PROBLEM TO SOLVE:
Output solely the number of lines containing the string "JSON".

GIVEN DATA:
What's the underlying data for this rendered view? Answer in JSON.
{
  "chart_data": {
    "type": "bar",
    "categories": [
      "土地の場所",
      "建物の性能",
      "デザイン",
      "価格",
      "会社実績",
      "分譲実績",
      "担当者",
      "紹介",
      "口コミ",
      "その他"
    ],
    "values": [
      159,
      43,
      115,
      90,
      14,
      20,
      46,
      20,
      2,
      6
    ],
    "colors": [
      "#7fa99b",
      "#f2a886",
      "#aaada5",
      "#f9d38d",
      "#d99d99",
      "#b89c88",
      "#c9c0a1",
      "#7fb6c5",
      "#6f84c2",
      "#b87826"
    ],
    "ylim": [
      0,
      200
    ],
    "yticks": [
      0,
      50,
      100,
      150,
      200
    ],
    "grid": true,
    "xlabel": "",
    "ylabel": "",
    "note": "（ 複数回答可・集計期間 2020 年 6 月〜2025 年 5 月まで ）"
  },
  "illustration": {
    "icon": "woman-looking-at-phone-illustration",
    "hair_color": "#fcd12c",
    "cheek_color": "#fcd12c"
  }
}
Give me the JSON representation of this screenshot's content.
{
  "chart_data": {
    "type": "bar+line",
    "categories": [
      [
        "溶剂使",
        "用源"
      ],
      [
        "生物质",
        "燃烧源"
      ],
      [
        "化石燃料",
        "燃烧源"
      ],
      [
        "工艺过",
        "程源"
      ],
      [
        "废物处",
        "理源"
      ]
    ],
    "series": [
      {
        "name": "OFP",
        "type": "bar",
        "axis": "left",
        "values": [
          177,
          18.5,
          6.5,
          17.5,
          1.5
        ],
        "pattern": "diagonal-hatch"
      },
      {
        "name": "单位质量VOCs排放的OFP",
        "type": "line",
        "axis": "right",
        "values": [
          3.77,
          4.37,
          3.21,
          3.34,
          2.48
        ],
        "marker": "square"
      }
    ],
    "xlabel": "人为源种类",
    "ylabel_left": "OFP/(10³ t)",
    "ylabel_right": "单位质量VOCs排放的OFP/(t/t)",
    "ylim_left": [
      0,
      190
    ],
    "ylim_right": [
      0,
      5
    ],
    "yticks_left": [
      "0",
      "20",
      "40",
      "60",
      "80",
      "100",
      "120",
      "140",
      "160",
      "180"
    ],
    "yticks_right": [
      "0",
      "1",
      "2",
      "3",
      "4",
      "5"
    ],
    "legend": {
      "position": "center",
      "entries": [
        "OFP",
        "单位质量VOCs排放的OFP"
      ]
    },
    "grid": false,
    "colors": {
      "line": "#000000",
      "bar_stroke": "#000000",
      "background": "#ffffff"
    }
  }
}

RIGHT ANSWER:
2